▶ **Required task**: Lines that contain the string "from" are to be copied; leave out all others.

▶ **Data in this exercise**:
───

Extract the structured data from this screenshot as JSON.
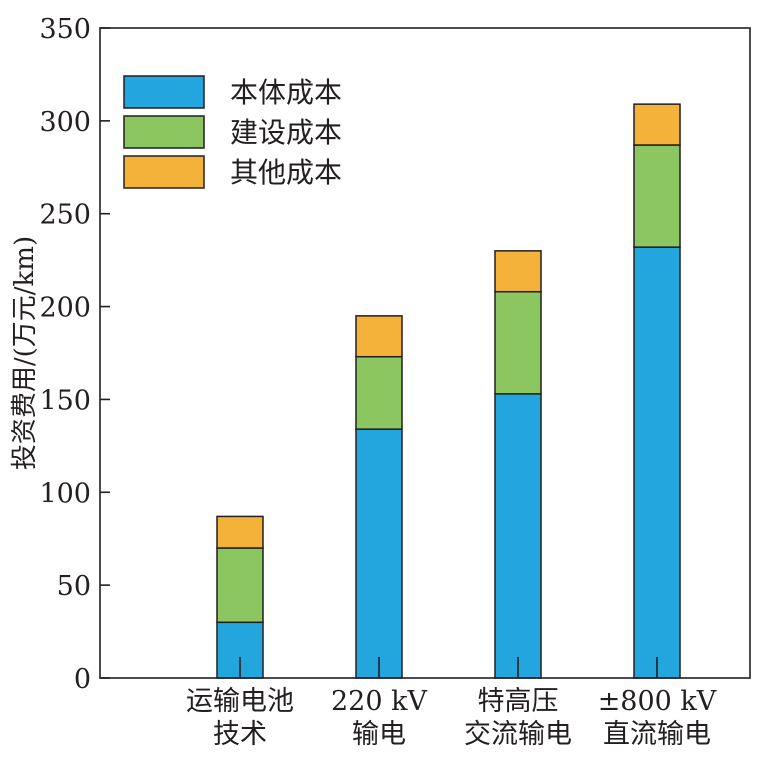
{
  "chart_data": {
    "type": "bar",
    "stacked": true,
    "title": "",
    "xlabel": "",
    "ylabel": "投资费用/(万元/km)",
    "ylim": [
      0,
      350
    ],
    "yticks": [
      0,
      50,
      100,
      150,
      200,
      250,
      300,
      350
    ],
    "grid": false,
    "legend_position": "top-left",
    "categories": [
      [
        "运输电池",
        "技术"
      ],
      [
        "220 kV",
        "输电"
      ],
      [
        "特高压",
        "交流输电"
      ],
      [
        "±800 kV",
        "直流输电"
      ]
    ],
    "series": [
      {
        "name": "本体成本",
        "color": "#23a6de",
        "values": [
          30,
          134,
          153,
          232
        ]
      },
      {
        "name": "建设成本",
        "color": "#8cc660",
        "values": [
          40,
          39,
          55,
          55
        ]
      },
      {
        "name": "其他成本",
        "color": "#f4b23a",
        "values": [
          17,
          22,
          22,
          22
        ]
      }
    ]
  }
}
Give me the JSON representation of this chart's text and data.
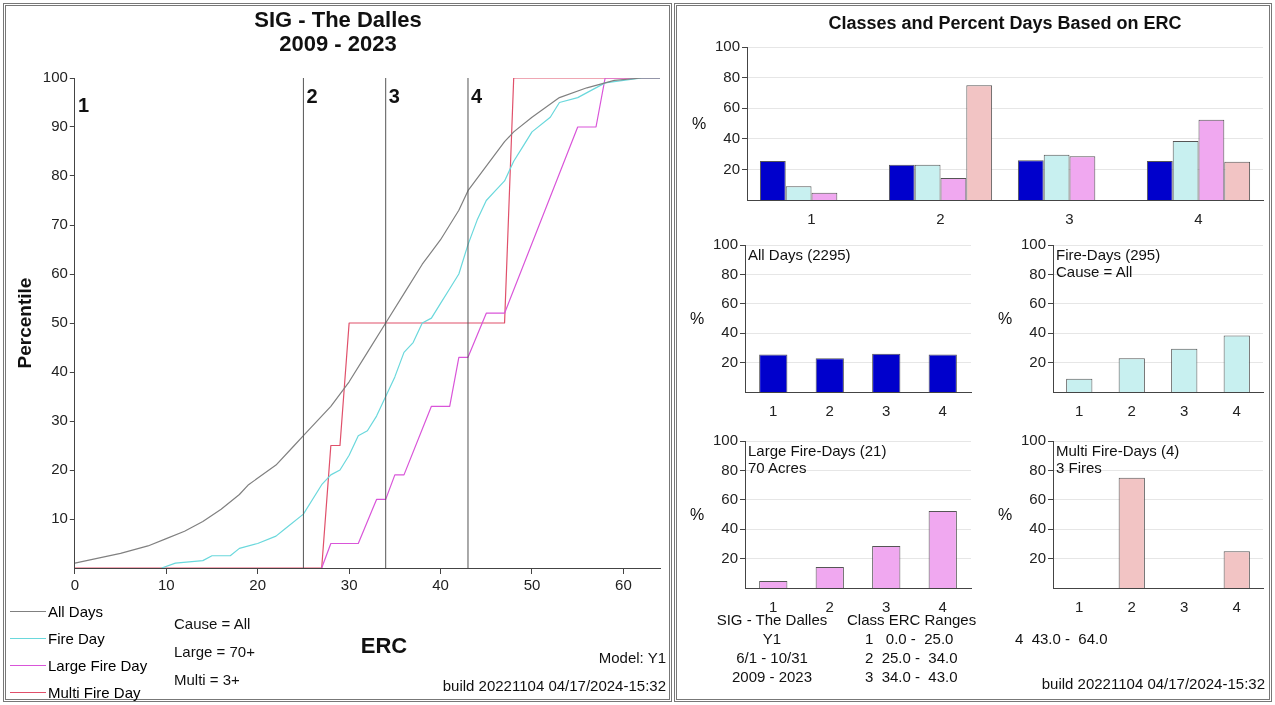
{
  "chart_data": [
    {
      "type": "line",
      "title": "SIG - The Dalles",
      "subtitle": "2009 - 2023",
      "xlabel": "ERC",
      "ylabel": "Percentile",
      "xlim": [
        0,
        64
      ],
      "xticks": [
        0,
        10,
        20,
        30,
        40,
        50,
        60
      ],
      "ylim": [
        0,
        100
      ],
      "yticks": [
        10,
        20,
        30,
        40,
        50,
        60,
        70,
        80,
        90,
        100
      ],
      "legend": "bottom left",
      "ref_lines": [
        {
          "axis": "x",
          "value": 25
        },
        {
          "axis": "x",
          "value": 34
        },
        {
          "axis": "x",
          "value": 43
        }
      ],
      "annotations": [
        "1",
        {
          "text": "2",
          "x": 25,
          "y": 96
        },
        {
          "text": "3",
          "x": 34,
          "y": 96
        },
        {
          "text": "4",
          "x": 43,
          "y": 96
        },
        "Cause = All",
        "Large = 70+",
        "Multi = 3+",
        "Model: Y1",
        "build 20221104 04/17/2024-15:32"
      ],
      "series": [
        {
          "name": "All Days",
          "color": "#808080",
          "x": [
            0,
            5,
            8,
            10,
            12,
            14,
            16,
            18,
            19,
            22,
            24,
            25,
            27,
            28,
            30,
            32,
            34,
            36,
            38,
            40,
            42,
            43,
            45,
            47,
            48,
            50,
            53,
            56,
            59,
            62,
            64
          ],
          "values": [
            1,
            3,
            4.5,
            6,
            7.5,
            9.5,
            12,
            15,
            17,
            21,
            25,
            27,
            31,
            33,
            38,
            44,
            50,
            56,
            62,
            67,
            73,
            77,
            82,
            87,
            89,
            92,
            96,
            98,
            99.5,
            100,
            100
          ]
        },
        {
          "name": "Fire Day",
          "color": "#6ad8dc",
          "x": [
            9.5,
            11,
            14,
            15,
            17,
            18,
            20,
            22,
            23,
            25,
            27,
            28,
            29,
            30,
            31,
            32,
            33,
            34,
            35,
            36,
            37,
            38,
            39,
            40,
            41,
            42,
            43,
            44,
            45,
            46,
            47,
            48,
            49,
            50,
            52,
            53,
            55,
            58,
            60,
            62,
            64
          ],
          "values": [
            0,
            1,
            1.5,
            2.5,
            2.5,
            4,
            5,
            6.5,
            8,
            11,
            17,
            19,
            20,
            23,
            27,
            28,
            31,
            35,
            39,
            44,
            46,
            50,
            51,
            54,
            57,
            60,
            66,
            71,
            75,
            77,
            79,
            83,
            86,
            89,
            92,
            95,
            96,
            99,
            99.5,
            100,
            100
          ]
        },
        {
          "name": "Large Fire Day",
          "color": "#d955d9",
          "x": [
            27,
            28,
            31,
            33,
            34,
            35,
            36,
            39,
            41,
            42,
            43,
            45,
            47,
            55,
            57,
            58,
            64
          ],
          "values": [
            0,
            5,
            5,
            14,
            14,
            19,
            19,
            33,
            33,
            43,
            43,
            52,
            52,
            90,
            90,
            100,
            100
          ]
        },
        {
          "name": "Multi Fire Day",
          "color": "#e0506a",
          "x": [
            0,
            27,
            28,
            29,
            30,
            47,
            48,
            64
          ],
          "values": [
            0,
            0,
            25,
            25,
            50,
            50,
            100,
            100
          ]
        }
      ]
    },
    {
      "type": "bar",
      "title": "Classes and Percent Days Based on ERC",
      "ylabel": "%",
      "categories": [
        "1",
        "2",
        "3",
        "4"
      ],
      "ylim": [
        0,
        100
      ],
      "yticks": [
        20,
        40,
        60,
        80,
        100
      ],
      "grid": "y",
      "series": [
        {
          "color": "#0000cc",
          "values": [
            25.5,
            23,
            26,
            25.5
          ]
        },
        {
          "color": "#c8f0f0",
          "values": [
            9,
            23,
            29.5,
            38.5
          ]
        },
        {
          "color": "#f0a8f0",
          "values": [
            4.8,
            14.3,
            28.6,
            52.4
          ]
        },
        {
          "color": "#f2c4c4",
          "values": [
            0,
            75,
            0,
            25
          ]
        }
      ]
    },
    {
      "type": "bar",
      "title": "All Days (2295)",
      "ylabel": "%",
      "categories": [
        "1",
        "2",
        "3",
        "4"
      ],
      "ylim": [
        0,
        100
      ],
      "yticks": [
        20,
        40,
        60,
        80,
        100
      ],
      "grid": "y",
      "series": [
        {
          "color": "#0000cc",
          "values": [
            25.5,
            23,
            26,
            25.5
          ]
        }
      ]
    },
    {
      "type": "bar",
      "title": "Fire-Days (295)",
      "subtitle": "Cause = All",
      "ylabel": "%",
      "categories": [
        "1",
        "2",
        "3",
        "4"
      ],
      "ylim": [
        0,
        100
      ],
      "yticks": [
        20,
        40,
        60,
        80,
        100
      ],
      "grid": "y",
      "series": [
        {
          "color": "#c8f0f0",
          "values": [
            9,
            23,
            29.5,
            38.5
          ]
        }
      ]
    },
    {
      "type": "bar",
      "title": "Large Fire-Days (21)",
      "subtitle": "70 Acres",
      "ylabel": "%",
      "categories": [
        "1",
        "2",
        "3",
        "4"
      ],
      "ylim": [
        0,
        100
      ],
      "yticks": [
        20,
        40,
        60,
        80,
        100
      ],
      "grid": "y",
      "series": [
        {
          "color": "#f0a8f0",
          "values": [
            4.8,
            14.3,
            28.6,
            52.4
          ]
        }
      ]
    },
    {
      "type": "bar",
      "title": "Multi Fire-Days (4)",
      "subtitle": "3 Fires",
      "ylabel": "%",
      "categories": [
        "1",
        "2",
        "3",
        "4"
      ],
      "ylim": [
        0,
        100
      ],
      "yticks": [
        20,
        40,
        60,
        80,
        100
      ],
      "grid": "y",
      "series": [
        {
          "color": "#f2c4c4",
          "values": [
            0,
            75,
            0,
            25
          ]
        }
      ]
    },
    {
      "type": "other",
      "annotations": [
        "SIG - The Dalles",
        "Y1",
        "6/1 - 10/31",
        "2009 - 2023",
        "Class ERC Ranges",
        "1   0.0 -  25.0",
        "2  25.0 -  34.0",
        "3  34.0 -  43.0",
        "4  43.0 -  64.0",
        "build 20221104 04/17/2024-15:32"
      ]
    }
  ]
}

───

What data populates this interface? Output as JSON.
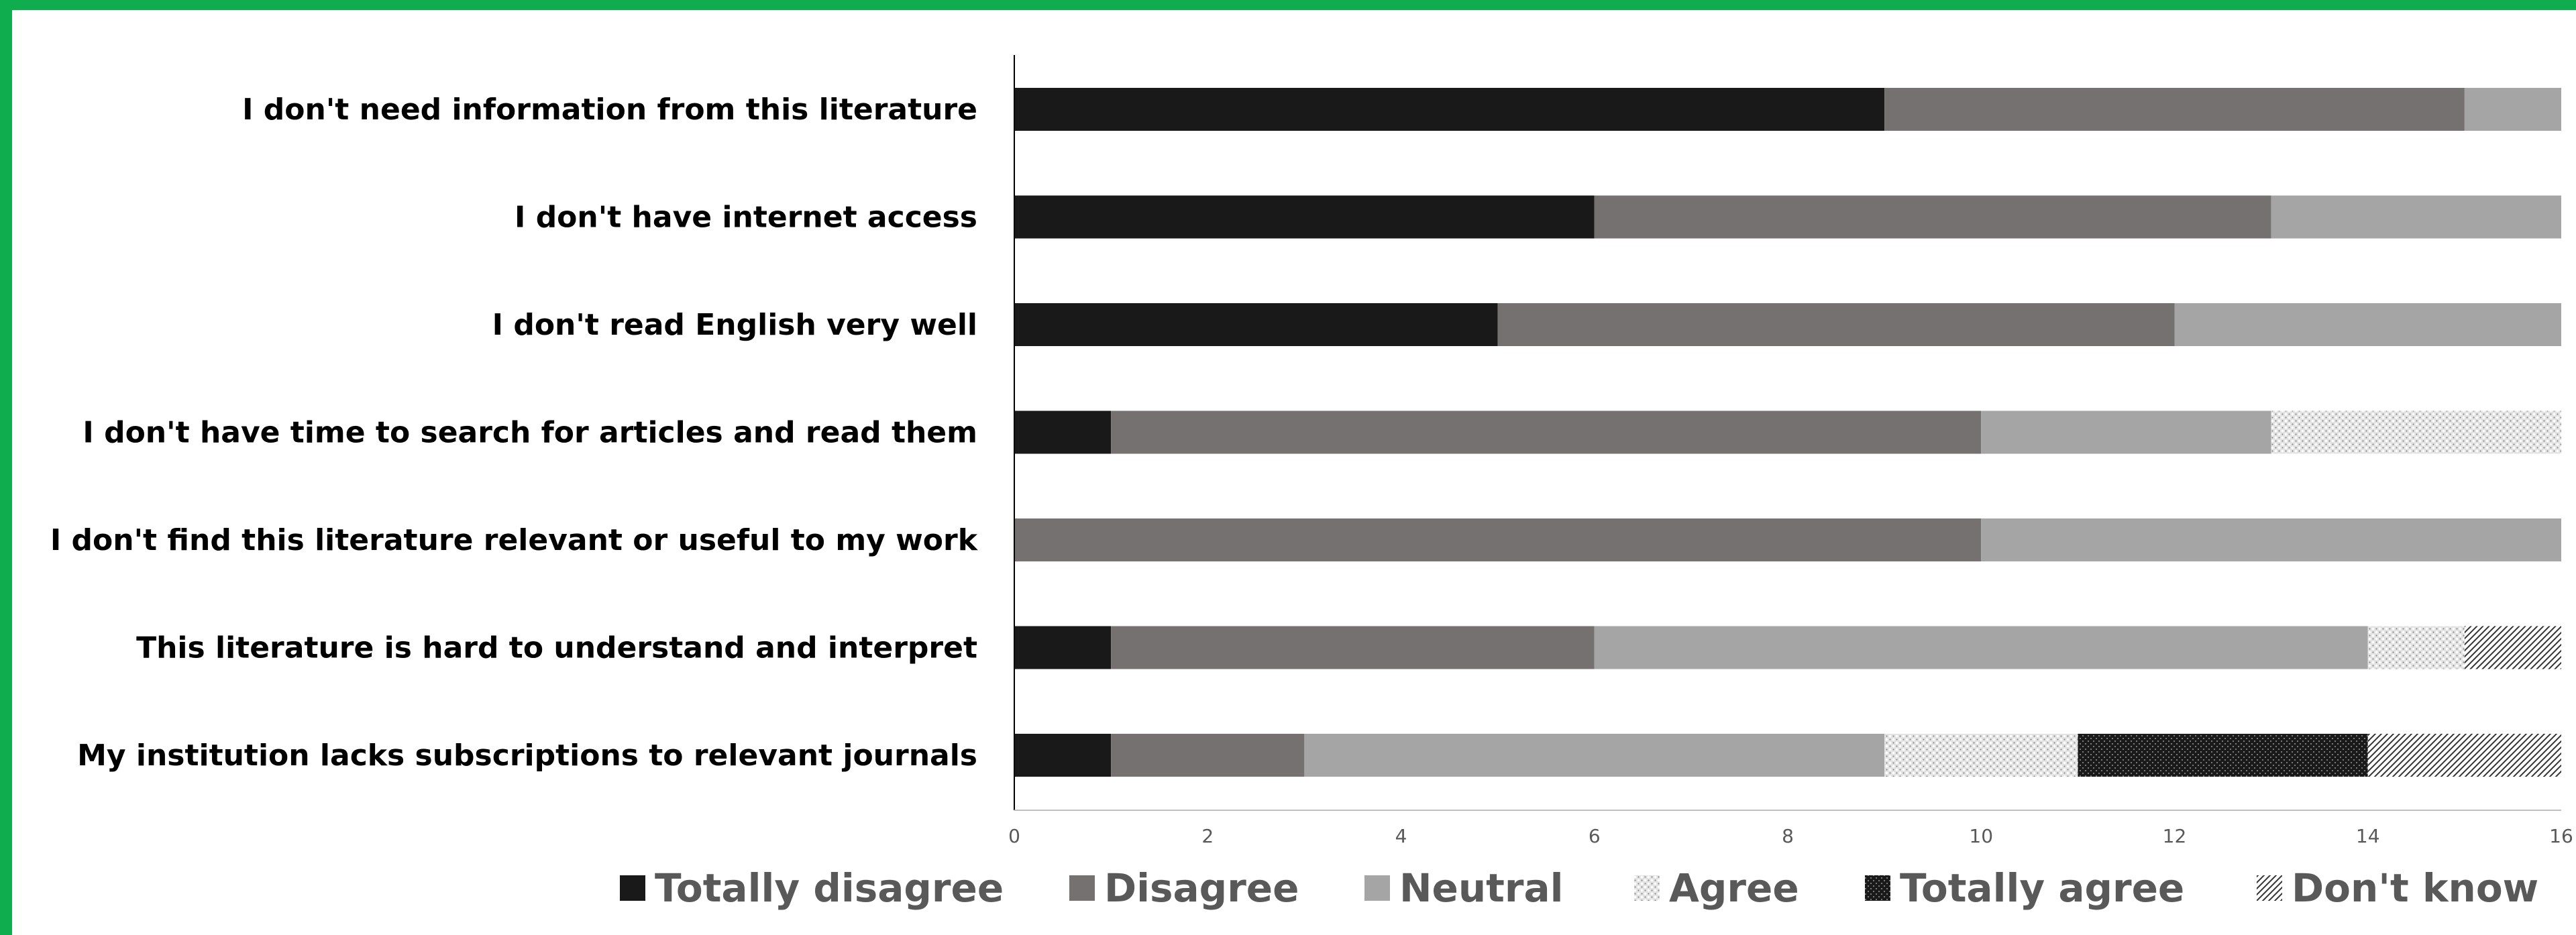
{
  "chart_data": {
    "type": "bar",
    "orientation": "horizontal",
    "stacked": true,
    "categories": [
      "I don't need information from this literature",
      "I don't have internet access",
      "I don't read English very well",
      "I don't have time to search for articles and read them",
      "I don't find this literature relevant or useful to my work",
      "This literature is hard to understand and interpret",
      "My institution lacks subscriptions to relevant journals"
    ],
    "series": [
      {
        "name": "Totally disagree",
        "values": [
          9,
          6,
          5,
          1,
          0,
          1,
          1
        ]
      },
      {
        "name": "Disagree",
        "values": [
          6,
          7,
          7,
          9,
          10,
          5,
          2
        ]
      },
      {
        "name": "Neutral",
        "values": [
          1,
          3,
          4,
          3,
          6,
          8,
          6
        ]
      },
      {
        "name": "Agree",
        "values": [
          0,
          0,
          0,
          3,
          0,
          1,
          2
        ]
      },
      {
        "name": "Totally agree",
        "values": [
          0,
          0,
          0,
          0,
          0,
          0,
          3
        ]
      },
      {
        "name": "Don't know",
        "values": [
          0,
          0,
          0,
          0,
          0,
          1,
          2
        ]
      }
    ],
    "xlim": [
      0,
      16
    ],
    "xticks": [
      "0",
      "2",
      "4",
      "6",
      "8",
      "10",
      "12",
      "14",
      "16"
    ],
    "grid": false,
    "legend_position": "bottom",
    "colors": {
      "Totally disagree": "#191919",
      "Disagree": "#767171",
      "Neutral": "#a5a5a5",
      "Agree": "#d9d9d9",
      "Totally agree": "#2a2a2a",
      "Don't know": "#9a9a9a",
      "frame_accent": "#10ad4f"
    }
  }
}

───

▶ **Completed task**:
Extract the structured data from this screenshot as JSON.
      "I don't need information from this literature",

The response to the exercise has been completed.